▸ Text provided
━━━━━━
State Farm Life Insurance

What is deceptive about their life? If there is anything I feel State Farm is a good company for, it's life insurance.

In my limited experience with it, the agents don't seem to know what they are selling. I have run across several UL policies and to hear them describe it they are selling no lapse GUL. But in reality they are not.

I've had several of the agency-owners present the product to me and not one got it even close to correct.

I don't know if this is a company-wide thing or not. My experience was only with a testing of 3 random agents but two of the 3 were CLU designated and should have known better.
 
In my limited experience with it, the agents don't seem to know what they are selling. I have run across several UL policies and to hear them describe it they are selling no lapse GUL. But in reality they are not.

I've had several of the agency-owners present the product to me and not one got it even close to correct.

I don't know if this is a company-wide thing or not. My experience was only with a testing of 3 random agents but two of the 3 were CLU designated and should have known better.

I will be the first to admit, there are many agents that don't know their head from a hole in the ground. Many are simply relationship managers, and office managers, that take little pride in the actual job they are paid for. That being said, SF Has good product training available, but like many other companies, an agent must keep up with their personal training.

I see many ULs minimally funded and ULIs done simply for app count, which gets them their scorecard bonus and travel credits, sadly. Again, not many care about the actual client's benefit, but I think that's an easy thing to say in many advisor-based careers. Doesn't make the product and the many other agents that do it right deceptive. I certainly see your point, though.
 
I will be the first to admit, there are many agents that don't know their head from a hole in the ground. Many are simply relationship managers, and office managers, that take little pride in the actual job they are paid for. That being said, SF Has good product training available, but like many other companies, an agent must keep up with their personal training.

I see many ULs minimally funded and ULIs done simply for app count, which gets them their scorecard bonus and travel credits, sadly. Again, not many care about the actual client's benefit, but I think that's an easy thing to say in many advisor-based careers. Doesn't make the product and the many other agents that do it right deceptive. I certainly see your point, though.

Thanks for sharing this information. :)
 
To touch on the app count thing with State Farm basically to qualify for a bonus, travel, Select agent, etc the agent has to have a minimum number or apps. SF agents are not as much concerned with premium although they do need a min amount of premium to qualify also. Basically if the agent has a policyholder with a UL each year they can call that client (and they do) and offer them to increase their coverage by $25,000 for only $5 more a month. Boom, instead of having to produce a new app on a new customer they just got a new app from an existing customer. What the customer doesn't know is that they are now under funding the policy and it typically will lapse by the time they are in their mid 60s. Even the sales leaders send out emails with ideas to get apps and this is part of the email ( the sales leaders are very careful to make sure they include the whole "run a proposal and see how long the policy will last and how much they need to fund it blah blah blah"
━━━━━━
▸ Stored data
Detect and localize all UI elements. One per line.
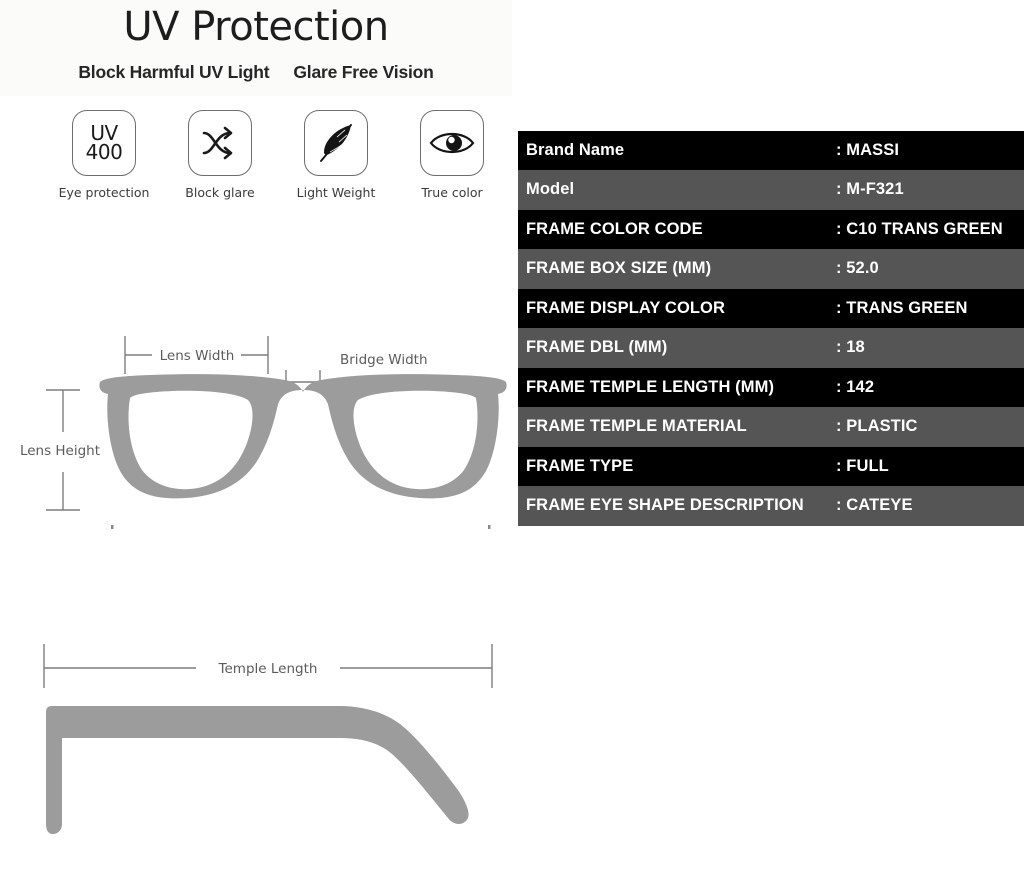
━━━━━━
▸ Aim
Can you condense the paragraph of the State Farm life insurance text that begins "To touch on the app count thing" into a short bulleted list that keeps its main facts?

▸ Result for this task
- To qualify for a bonus, travel, Select agent status and similar rewards, a State Farm agent needs a minimum number of applications. A minimum amount of premium is also required, but agents care less about premium.
- Each year, agents call clients who hold a UL policy and offer $25,000 more coverage for only $5 more a month. This gives the agent a new application from an existing customer instead of a new one.
- The customer doesn't know this underfunds the policy, which typically lapses by the time the customer is in their mid 60s.
- Sales leaders send emails with ideas for getting applications that include this tactic. They are careful to add a reminder to run a proposal showing how long the policy will last and how much funding it needs.